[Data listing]
-*-
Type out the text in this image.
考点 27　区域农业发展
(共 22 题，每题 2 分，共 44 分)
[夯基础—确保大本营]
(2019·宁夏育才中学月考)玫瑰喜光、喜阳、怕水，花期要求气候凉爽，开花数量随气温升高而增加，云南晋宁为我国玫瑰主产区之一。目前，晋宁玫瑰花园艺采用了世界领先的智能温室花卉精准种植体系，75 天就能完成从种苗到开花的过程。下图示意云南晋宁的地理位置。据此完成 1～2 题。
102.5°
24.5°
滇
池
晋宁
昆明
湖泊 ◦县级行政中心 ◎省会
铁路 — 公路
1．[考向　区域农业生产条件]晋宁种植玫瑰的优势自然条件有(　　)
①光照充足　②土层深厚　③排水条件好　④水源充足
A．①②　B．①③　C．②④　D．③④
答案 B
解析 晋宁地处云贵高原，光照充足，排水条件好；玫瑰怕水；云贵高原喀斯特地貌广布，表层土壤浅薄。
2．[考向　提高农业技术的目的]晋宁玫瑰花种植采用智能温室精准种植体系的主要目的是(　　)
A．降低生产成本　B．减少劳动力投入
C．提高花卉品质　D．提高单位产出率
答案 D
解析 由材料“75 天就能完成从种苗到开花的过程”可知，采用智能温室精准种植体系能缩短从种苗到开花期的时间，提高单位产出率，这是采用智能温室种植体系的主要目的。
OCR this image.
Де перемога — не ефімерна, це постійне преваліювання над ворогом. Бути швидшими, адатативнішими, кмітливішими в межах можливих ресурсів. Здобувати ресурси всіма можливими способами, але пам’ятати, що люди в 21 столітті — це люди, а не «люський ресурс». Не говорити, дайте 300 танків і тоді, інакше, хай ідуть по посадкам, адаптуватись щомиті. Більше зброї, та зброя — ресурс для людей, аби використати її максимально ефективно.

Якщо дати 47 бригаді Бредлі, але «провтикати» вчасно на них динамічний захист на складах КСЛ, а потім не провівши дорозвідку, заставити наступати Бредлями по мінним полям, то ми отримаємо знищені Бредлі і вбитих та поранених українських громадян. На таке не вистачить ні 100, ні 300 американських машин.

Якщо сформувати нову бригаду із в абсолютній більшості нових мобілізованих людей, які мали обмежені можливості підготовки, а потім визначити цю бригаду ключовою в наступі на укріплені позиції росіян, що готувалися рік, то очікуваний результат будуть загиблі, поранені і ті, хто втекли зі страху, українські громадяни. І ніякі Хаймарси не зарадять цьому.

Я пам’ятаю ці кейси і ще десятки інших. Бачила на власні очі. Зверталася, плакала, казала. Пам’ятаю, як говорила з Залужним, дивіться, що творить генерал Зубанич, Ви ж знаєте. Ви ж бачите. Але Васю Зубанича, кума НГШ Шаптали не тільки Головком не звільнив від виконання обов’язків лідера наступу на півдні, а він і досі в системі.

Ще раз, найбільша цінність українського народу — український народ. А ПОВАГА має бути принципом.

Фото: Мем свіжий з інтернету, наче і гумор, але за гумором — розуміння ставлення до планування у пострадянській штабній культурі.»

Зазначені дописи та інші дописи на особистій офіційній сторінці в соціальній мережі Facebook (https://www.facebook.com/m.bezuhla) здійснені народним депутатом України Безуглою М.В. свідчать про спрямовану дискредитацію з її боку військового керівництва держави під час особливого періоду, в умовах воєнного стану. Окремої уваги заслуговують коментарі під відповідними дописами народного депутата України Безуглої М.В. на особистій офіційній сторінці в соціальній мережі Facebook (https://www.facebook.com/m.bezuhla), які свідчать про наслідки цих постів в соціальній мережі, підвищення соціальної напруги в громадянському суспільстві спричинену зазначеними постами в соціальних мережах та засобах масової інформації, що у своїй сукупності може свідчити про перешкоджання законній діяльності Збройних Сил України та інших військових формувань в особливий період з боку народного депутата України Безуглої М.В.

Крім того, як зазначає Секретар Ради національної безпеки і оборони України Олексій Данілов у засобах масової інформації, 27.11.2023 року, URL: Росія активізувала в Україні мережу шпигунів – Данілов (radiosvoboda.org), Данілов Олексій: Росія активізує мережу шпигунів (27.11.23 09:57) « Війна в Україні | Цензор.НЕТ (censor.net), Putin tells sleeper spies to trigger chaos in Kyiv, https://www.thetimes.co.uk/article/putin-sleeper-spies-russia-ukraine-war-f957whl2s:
-*-
→ **Task prompt**
Select and copy every line of the listing with the word "людей".

→ **Answer to the task**
Де перемога — не ефімерна, це постійне преваліювання над ворогом. Бути швидшими, адатативнішими, кмітливішими в межах можливих ресурсів. Здобувати ресурси всіма можливими способами, але пам’ятати, що люди в 21 столітті — це люди, а не «люський ресурс». Не говорити, дайте 300 танків і тоді, інакше, хай ідуть по посадкам, адаптуватись щомиті. Більше зброї, та зброя — ресурс для людей, аби використати її максимально ефективно.
Якщо сформувати нову бригаду із в абсолютній більшості нових мобілізованих людей, які мали обмежені можливості підготовки, а потім визначити цю бригаду ключовою в наступі на укріплені позиції росіян, що готувалися рік, то очікуваний результат будуть загиблі, поранені і ті, хто втекли зі страху, українські громадяни. І ніякі Хаймарси не зарадять цьому.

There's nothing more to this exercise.